In the data below, locate each line with the word "category" and list it.

──────── Material supplied

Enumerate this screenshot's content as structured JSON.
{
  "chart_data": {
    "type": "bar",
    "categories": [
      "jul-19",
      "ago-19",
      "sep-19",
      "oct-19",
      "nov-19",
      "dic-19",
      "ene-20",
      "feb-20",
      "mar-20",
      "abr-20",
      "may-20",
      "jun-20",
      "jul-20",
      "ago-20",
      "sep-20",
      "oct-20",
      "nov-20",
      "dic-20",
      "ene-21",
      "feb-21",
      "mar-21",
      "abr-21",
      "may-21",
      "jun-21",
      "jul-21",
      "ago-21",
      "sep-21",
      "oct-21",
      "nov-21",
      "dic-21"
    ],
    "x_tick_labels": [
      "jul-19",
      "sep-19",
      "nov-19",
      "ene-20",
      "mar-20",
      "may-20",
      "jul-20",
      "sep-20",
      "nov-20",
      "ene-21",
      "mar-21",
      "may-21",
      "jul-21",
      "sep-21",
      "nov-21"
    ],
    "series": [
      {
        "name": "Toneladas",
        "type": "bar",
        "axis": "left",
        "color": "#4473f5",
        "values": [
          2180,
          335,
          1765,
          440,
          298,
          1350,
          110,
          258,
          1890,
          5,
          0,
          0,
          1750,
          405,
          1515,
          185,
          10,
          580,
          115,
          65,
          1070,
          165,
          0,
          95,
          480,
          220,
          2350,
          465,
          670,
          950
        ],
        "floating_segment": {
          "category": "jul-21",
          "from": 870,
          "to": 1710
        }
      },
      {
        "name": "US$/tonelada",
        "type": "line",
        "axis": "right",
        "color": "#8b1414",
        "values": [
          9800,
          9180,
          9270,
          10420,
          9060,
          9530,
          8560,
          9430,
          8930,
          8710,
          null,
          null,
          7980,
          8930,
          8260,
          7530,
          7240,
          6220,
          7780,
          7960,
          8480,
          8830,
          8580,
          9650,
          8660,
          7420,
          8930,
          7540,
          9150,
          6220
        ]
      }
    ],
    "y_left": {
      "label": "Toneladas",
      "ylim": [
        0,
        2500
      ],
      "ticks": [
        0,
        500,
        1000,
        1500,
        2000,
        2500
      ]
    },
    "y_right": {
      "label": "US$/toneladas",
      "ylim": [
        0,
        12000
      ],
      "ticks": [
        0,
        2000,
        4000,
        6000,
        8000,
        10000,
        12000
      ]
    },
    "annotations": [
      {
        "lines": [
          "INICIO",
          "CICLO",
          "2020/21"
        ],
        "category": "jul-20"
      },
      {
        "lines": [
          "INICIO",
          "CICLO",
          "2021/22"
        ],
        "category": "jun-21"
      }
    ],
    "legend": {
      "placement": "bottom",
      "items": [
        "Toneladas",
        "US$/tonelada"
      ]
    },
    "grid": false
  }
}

────────────────

### Answer to the problem
          "category": "jul-21",
        "category": "jul-20"
        "category": "jun-21"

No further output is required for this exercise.